[Set exercise]
Show every line containing "mixed" by copying it.

=-=-=

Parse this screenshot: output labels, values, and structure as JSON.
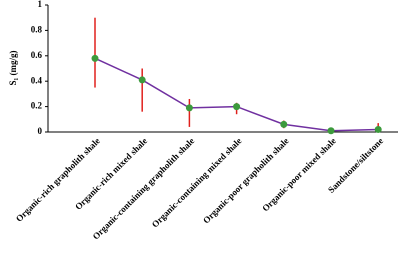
{
  "chart_data": {
    "type": "line",
    "y_label": "S₁ (mg/g)",
    "categories": [
      "Organic-rich grapholith shale",
      "Organic-rich mixed shale",
      "Organic-containing grapholith shale",
      "Organic-containing mixed shale",
      "Organic-poor grapholith shale",
      "Organic-poor mixed shale",
      "Sandstone/siltstone"
    ],
    "series": [
      {
        "color": "#7030a0",
        "marker_color": "#3c9a3c",
        "error_color": "#e0201c",
        "values": [
          0.58,
          0.41,
          0.19,
          0.2,
          0.06,
          0.01,
          0.02
        ],
        "errors_plus": [
          0.32,
          0.09,
          0.07,
          0.03,
          0.03,
          0.01,
          0.05
        ],
        "errors_minus": [
          0.23,
          0.25,
          0.15,
          0.06,
          0.03,
          0.01,
          0.02
        ]
      }
    ],
    "ylim": [
      0,
      1
    ],
    "yticks": [
      0,
      0.2,
      0.4,
      0.6,
      0.8,
      1
    ]
  }
}
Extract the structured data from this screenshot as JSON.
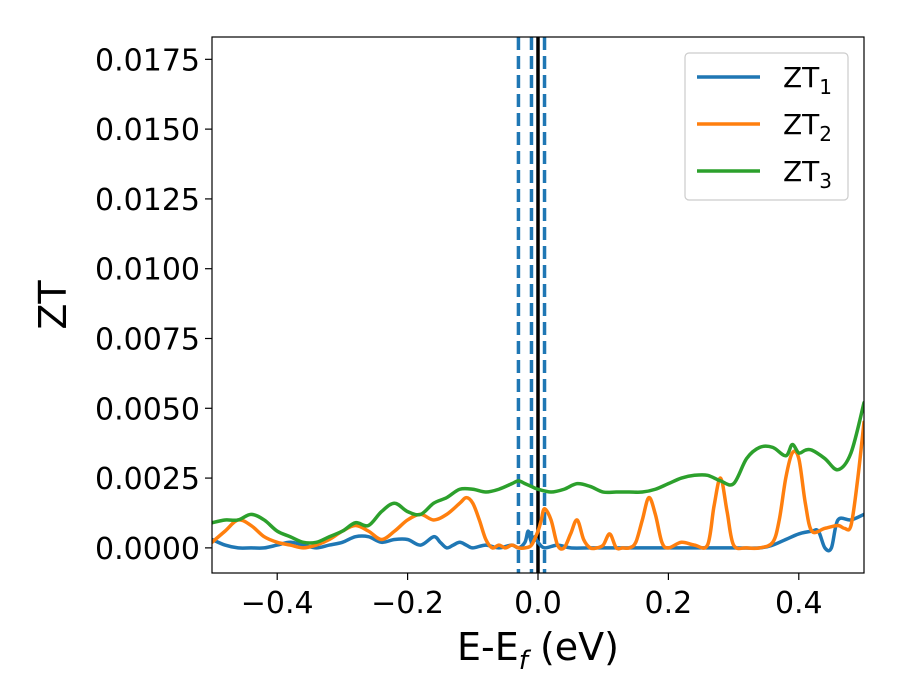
{
  "chart_data": {
    "type": "line",
    "xlabel": {
      "main": "E-E",
      "sub": "f",
      "suffix": " (eV)"
    },
    "ylabel": "ZT",
    "xlim": [
      -0.5,
      0.5
    ],
    "ylim": [
      -0.0009,
      0.0183
    ],
    "xticks": [
      -0.4,
      -0.2,
      0.0,
      0.2,
      0.4
    ],
    "xtick_labels": [
      "−0.4",
      "−0.2",
      "0.0",
      "0.2",
      "0.4"
    ],
    "yticks": [
      0.0,
      0.0025,
      0.005,
      0.0075,
      0.01,
      0.0125,
      0.015,
      0.0175
    ],
    "ytick_labels": [
      "0.0000",
      "0.0025",
      "0.0050",
      "0.0075",
      "0.0100",
      "0.0125",
      "0.0150",
      "0.0175"
    ],
    "grid": false,
    "legend_position": "top-right",
    "vlines": [
      {
        "x": -0.03,
        "style": "dashed",
        "color": "#1f77b4"
      },
      {
        "x": -0.01,
        "style": "dashed",
        "color": "#1f77b4"
      },
      {
        "x": 0.01,
        "style": "dashed",
        "color": "#1f77b4"
      },
      {
        "x": 0.0,
        "style": "solid",
        "color": "#000000"
      }
    ],
    "series": [
      {
        "name_main": "ZT",
        "name_sub": "1",
        "color": "#1f77b4",
        "x": [
          -0.5,
          -0.48,
          -0.46,
          -0.44,
          -0.42,
          -0.4,
          -0.38,
          -0.36,
          -0.34,
          -0.32,
          -0.3,
          -0.28,
          -0.26,
          -0.24,
          -0.22,
          -0.2,
          -0.18,
          -0.16,
          -0.15,
          -0.14,
          -0.13,
          -0.12,
          -0.11,
          -0.1,
          -0.08,
          -0.06,
          -0.04,
          -0.03,
          -0.02,
          -0.015,
          -0.01,
          -0.005,
          0.0,
          0.01,
          0.03,
          0.05,
          0.08,
          0.12,
          0.16,
          0.2,
          0.25,
          0.3,
          0.34,
          0.36,
          0.38,
          0.4,
          0.42,
          0.43,
          0.44,
          0.45,
          0.46,
          0.48,
          0.5
        ],
        "y": [
          0.0003,
          0.0001,
          0.0,
          0.0,
          0.0,
          0.0001,
          0.0002,
          0.0001,
          0.0,
          0.0001,
          0.0002,
          0.0004,
          0.0004,
          0.0002,
          0.0003,
          0.0003,
          0.0001,
          0.0004,
          0.0002,
          0.0,
          0.0001,
          0.0002,
          0.0001,
          0.0,
          0.0001,
          0.0,
          0.0001,
          0.0,
          0.0002,
          0.0006,
          0.0002,
          0.0004,
          0.0002,
          0.0,
          0.0001,
          0.0,
          0.0,
          0.0,
          0.0,
          0.0,
          0.0,
          0.0,
          0.0,
          0.0001,
          0.0003,
          0.0005,
          0.0006,
          0.0006,
          0.0,
          0.0,
          0.001,
          0.001,
          0.0012
        ]
      },
      {
        "name_main": "ZT",
        "name_sub": "2",
        "color": "#ff7f0e",
        "x": [
          -0.5,
          -0.48,
          -0.46,
          -0.44,
          -0.42,
          -0.4,
          -0.38,
          -0.36,
          -0.34,
          -0.32,
          -0.3,
          -0.28,
          -0.26,
          -0.24,
          -0.22,
          -0.2,
          -0.18,
          -0.16,
          -0.14,
          -0.12,
          -0.11,
          -0.1,
          -0.09,
          -0.08,
          -0.07,
          -0.06,
          -0.05,
          -0.04,
          -0.03,
          -0.02,
          -0.01,
          0.0,
          0.005,
          0.01,
          0.02,
          0.03,
          0.04,
          0.05,
          0.06,
          0.07,
          0.08,
          0.09,
          0.1,
          0.11,
          0.12,
          0.13,
          0.14,
          0.15,
          0.16,
          0.17,
          0.18,
          0.19,
          0.2,
          0.22,
          0.24,
          0.26,
          0.27,
          0.28,
          0.29,
          0.3,
          0.32,
          0.34,
          0.36,
          0.37,
          0.38,
          0.39,
          0.4,
          0.41,
          0.42,
          0.44,
          0.46,
          0.47,
          0.48,
          0.49,
          0.5
        ],
        "y": [
          0.0002,
          0.0006,
          0.001,
          0.0008,
          0.0004,
          0.0002,
          0.0001,
          0.0,
          0.0001,
          0.0003,
          0.0006,
          0.0008,
          0.0006,
          0.0003,
          0.0006,
          0.001,
          0.0012,
          0.001,
          0.0012,
          0.0016,
          0.0018,
          0.0016,
          0.001,
          0.0003,
          0.0,
          0.0001,
          0.0,
          0.0001,
          0.0,
          0.0,
          0.0001,
          0.0006,
          0.001,
          0.0014,
          0.001,
          0.0001,
          0.0,
          0.0005,
          0.001,
          0.0003,
          0.0,
          0.0,
          0.0001,
          0.0005,
          0.0,
          0.0,
          0.0,
          0.0002,
          0.001,
          0.0018,
          0.0012,
          0.0002,
          0.0,
          0.0002,
          0.0001,
          0.0001,
          0.0015,
          0.0025,
          0.0013,
          0.0001,
          0.0,
          0.0,
          0.0002,
          0.001,
          0.0025,
          0.0034,
          0.0032,
          0.0016,
          0.0006,
          0.0007,
          0.0008,
          0.0007,
          0.0008,
          0.0024,
          0.0045
        ]
      },
      {
        "name_main": "ZT",
        "name_sub": "3",
        "color": "#2ca02c",
        "x": [
          -0.5,
          -0.48,
          -0.46,
          -0.44,
          -0.42,
          -0.4,
          -0.38,
          -0.36,
          -0.34,
          -0.32,
          -0.3,
          -0.28,
          -0.26,
          -0.24,
          -0.22,
          -0.2,
          -0.18,
          -0.16,
          -0.14,
          -0.12,
          -0.1,
          -0.08,
          -0.06,
          -0.04,
          -0.03,
          -0.02,
          -0.01,
          0.0,
          0.02,
          0.04,
          0.06,
          0.08,
          0.1,
          0.12,
          0.14,
          0.16,
          0.18,
          0.2,
          0.22,
          0.24,
          0.26,
          0.28,
          0.3,
          0.32,
          0.34,
          0.36,
          0.38,
          0.39,
          0.4,
          0.41,
          0.42,
          0.44,
          0.46,
          0.48,
          0.5
        ],
        "y": [
          0.0009,
          0.001,
          0.001,
          0.0012,
          0.001,
          0.0006,
          0.0004,
          0.0002,
          0.0002,
          0.0004,
          0.0006,
          0.0009,
          0.0008,
          0.0013,
          0.0016,
          0.0013,
          0.0012,
          0.0016,
          0.0018,
          0.0021,
          0.0021,
          0.002,
          0.0021,
          0.0023,
          0.0024,
          0.0023,
          0.0022,
          0.0021,
          0.002,
          0.0021,
          0.0023,
          0.0022,
          0.002,
          0.002,
          0.002,
          0.002,
          0.0021,
          0.0023,
          0.0025,
          0.0026,
          0.0026,
          0.0024,
          0.0023,
          0.0032,
          0.0036,
          0.0036,
          0.0033,
          0.0037,
          0.0034,
          0.0035,
          0.0035,
          0.0032,
          0.0028,
          0.0034,
          0.0052
        ]
      }
    ]
  }
}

=-=-=

[The response]
      "Organic-rich mixed shale",
      "Organic-containing mixed shale",
      "Organic-poor mixed shale",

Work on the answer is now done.